** Part of a data file **
--------------------------------

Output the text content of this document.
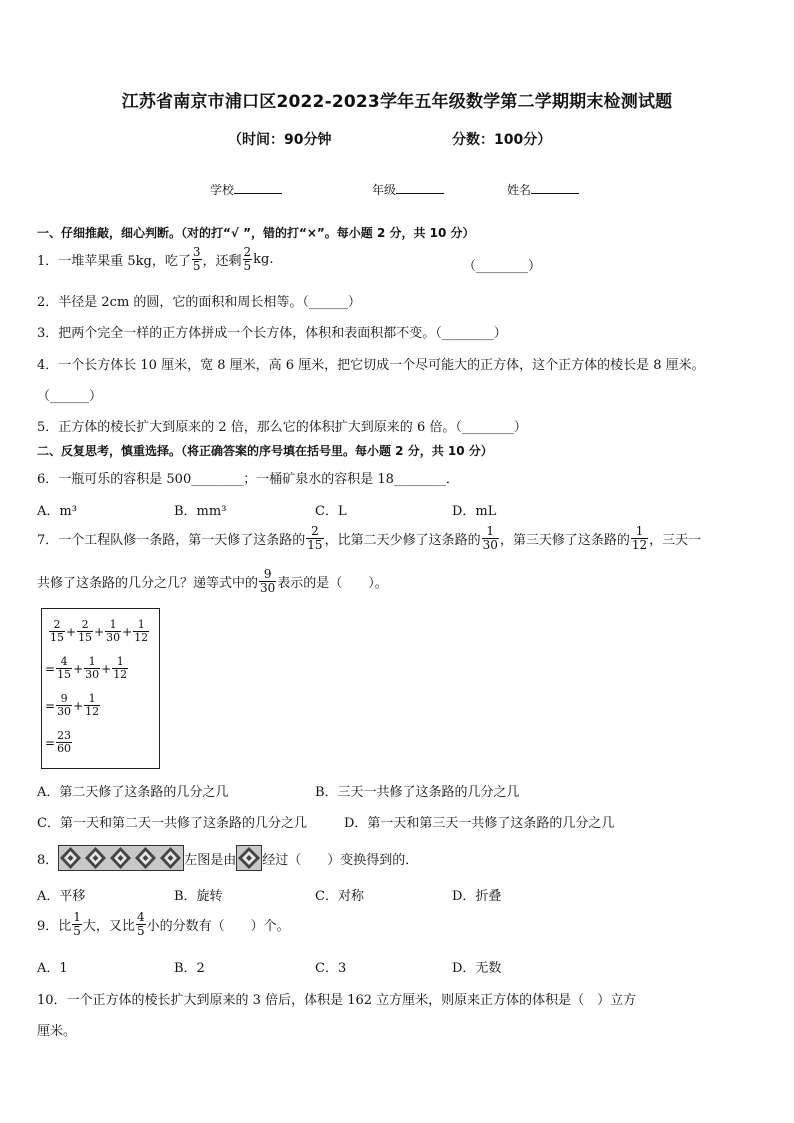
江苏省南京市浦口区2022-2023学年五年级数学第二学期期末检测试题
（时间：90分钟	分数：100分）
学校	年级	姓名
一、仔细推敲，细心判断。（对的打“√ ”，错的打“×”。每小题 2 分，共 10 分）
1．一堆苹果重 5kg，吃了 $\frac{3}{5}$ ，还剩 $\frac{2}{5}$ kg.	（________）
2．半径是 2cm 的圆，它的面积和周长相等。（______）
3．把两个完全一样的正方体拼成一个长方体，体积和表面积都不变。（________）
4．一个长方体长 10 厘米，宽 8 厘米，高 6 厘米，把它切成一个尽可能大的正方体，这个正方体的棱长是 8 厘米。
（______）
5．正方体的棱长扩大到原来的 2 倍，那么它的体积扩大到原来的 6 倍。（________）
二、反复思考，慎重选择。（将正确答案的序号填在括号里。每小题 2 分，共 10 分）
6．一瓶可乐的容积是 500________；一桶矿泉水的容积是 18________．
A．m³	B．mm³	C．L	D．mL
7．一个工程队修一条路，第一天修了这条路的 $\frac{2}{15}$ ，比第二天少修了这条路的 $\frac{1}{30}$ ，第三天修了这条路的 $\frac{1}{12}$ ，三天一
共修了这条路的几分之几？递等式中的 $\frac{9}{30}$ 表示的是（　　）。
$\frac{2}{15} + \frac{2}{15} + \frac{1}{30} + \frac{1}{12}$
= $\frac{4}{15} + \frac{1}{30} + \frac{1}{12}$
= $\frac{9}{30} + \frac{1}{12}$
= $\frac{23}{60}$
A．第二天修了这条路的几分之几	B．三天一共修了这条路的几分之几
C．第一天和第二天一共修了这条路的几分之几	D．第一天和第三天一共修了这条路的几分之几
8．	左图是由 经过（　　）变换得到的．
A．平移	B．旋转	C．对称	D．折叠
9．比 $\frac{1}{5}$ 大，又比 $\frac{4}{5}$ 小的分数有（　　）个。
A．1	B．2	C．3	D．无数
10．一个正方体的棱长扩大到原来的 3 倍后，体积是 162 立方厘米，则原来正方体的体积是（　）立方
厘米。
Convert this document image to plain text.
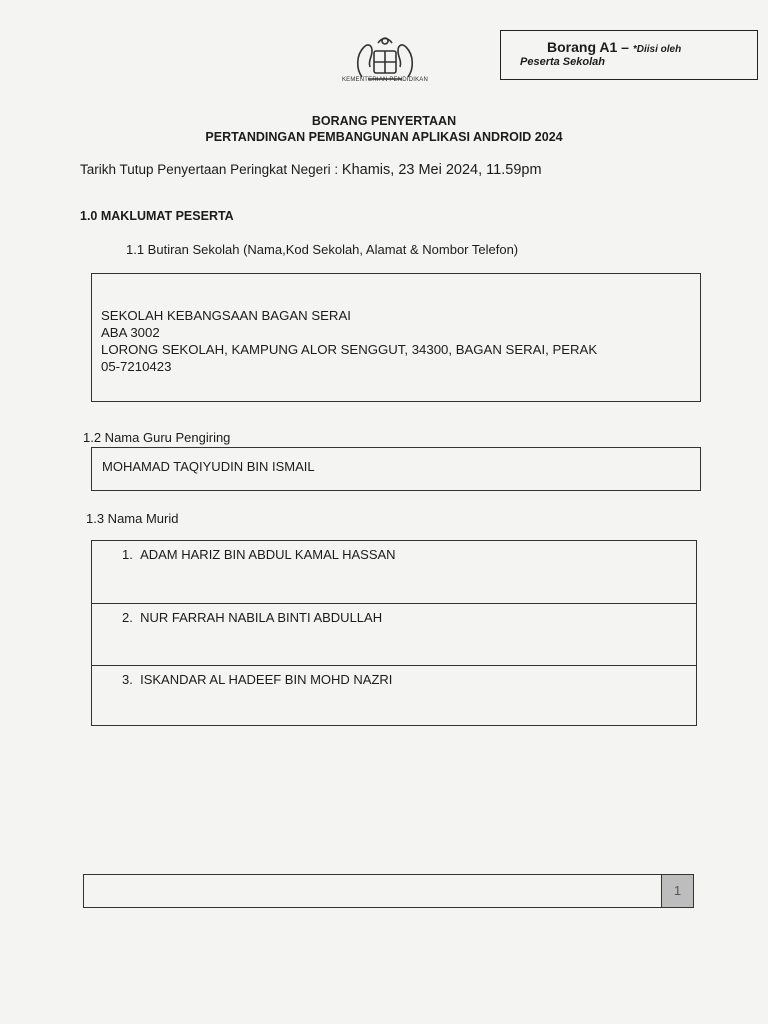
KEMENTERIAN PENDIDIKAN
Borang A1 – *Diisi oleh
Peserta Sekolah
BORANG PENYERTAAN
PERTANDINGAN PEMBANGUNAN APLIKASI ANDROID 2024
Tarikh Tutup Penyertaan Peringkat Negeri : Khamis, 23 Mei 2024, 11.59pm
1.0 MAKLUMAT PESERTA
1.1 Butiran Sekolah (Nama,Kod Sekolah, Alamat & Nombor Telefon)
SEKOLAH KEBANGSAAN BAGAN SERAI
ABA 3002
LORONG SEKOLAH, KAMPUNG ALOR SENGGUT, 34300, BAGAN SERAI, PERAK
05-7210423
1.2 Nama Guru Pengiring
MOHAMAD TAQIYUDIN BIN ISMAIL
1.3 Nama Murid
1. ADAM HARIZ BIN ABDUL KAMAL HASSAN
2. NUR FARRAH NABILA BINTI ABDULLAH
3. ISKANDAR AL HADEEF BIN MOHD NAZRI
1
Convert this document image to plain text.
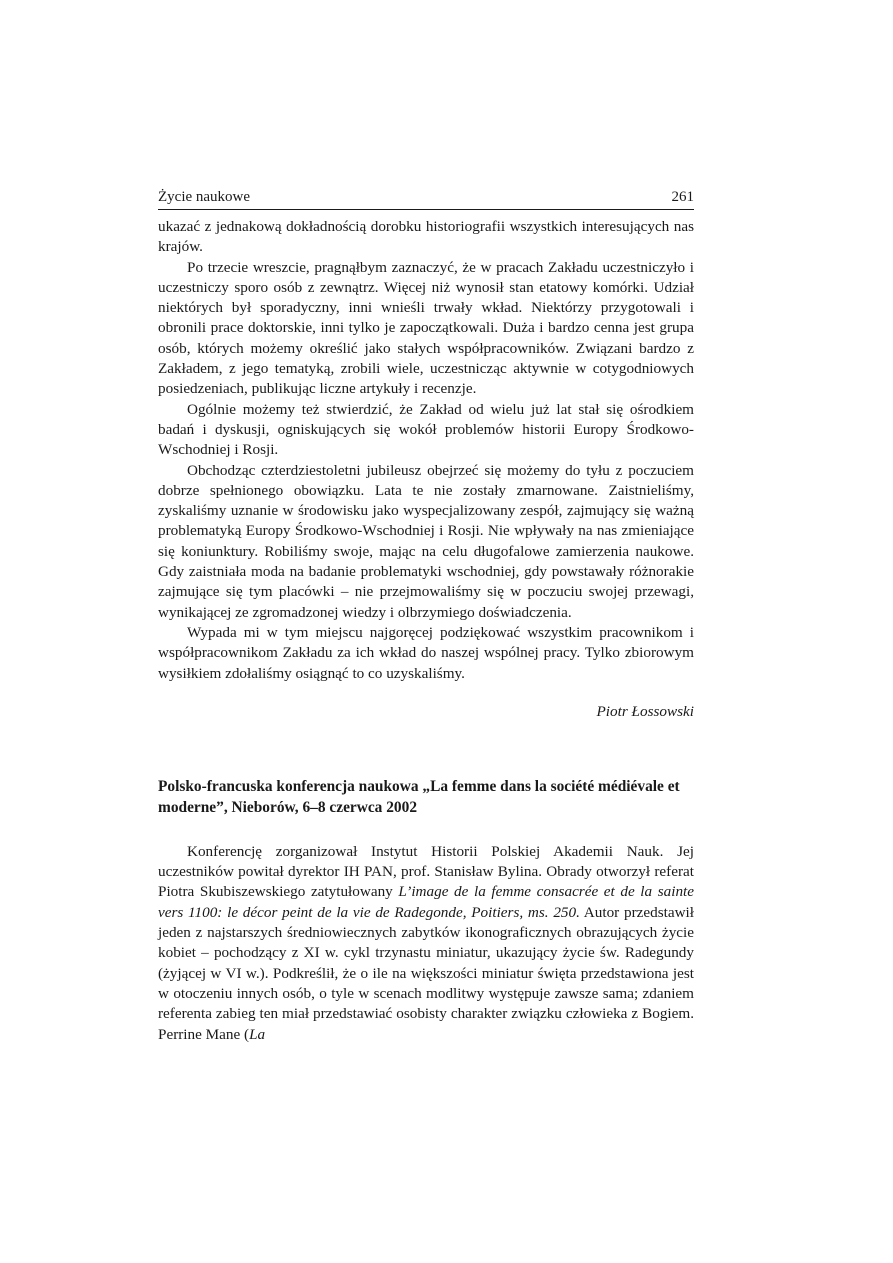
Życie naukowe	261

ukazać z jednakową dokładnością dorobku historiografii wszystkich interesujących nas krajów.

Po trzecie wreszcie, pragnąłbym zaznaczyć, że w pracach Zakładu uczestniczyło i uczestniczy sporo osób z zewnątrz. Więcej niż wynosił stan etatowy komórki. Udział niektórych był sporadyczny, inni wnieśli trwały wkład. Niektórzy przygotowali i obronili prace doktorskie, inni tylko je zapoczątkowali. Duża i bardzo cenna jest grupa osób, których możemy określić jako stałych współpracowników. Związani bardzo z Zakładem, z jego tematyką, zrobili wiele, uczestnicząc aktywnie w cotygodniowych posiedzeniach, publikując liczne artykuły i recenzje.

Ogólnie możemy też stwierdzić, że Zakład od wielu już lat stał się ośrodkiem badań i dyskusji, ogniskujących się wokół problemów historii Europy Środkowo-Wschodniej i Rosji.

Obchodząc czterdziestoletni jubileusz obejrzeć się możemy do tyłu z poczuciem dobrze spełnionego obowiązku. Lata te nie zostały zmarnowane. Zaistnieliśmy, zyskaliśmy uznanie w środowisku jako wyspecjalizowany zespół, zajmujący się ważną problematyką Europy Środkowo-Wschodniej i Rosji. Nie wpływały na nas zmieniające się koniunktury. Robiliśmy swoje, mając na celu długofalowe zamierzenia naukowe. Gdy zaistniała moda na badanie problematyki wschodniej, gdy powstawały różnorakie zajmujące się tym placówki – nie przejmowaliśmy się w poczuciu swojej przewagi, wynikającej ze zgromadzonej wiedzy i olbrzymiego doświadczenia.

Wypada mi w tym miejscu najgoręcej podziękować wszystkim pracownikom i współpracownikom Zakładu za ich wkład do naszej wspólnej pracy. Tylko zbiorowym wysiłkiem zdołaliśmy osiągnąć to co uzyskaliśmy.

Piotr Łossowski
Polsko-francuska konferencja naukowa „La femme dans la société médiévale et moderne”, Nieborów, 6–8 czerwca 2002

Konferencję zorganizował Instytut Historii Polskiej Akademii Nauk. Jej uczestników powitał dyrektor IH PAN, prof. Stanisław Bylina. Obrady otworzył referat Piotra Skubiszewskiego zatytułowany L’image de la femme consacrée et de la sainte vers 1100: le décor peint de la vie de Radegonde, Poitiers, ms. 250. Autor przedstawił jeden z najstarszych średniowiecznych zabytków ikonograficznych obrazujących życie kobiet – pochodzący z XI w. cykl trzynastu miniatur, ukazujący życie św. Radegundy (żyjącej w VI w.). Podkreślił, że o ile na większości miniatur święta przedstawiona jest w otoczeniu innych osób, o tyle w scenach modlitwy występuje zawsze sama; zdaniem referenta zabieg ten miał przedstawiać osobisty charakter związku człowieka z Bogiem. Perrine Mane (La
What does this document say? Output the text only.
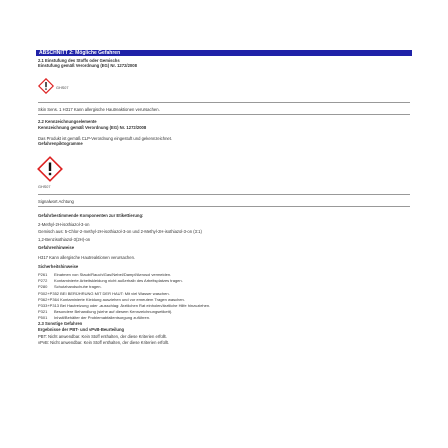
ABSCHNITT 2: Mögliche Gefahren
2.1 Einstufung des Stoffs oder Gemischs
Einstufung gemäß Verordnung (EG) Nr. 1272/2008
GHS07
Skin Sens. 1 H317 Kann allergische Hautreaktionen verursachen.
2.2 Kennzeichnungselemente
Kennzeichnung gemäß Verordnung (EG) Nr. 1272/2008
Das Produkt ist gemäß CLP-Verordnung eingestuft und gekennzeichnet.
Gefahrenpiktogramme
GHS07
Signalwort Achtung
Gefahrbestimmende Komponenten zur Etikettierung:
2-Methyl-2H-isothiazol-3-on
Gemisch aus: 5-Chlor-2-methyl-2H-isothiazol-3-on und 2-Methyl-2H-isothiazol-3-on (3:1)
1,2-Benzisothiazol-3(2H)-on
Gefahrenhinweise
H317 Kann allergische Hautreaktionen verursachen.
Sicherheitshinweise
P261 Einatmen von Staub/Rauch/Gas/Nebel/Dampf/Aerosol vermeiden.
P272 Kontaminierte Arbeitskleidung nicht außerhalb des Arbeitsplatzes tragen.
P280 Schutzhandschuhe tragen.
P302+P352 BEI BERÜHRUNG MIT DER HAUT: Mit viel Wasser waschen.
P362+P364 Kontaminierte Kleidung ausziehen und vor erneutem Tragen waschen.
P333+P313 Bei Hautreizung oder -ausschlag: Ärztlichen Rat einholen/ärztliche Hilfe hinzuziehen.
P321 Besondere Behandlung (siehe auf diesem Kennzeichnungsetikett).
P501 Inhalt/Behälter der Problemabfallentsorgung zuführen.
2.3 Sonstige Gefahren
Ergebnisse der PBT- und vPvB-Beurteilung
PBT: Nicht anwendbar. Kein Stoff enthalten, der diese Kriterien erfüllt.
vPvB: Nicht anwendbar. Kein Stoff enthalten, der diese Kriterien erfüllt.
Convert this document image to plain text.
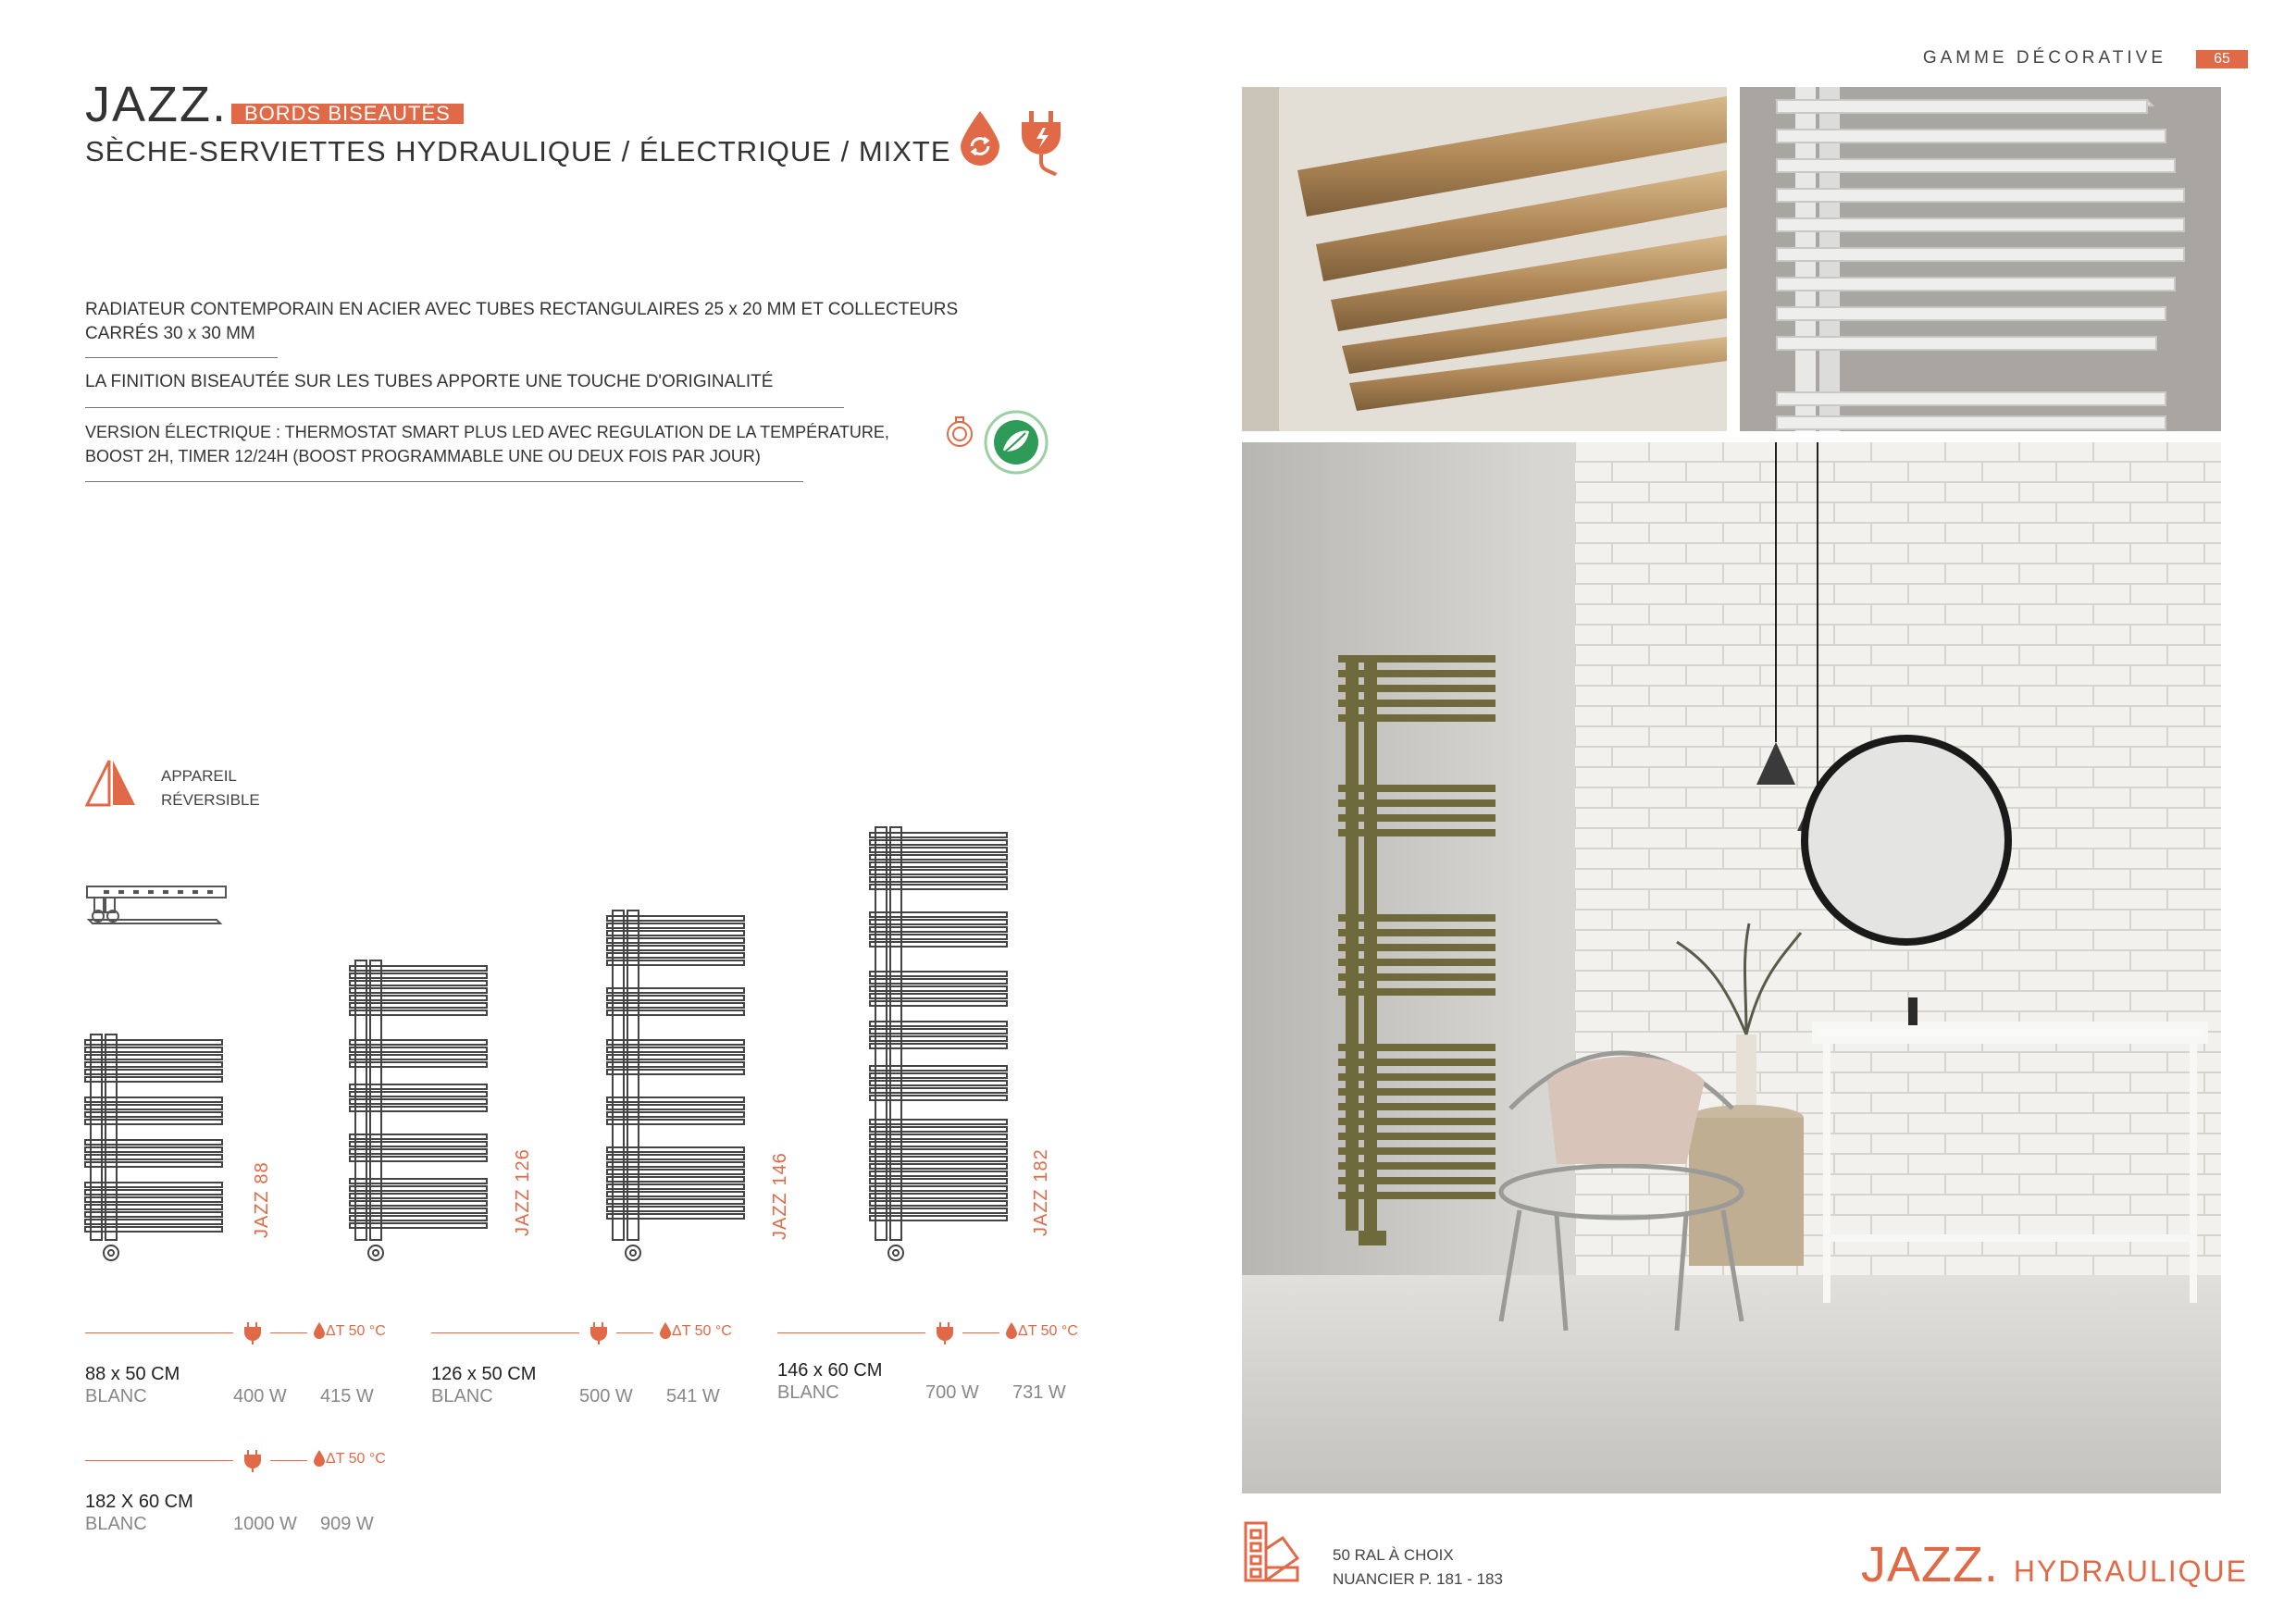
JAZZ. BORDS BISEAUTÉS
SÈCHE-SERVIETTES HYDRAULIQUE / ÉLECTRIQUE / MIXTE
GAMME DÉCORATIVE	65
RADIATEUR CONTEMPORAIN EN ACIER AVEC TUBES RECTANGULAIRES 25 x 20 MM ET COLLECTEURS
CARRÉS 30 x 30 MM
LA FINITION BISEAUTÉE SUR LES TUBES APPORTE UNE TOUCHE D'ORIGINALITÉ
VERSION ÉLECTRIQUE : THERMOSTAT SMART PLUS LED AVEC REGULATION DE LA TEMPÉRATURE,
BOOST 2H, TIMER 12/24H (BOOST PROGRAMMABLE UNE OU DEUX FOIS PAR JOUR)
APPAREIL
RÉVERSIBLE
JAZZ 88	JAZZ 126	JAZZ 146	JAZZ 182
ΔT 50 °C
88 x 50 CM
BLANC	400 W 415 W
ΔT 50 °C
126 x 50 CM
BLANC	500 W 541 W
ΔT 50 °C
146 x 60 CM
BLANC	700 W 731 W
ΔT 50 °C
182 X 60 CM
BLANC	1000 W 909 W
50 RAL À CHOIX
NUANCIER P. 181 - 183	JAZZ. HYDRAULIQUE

--------------------------------

** Objective **
Extract, from the material above, each line holding the word "gemäß".

** Expected output **
Einstufung gemäß Verordnung (EG) Nr. 1272/2008
Kennzeichnung gemäß Verordnung (EG) Nr. 1272/2008
Das Produkt ist gemäß CLP-Verordnung eingestuft und gekennzeichnet.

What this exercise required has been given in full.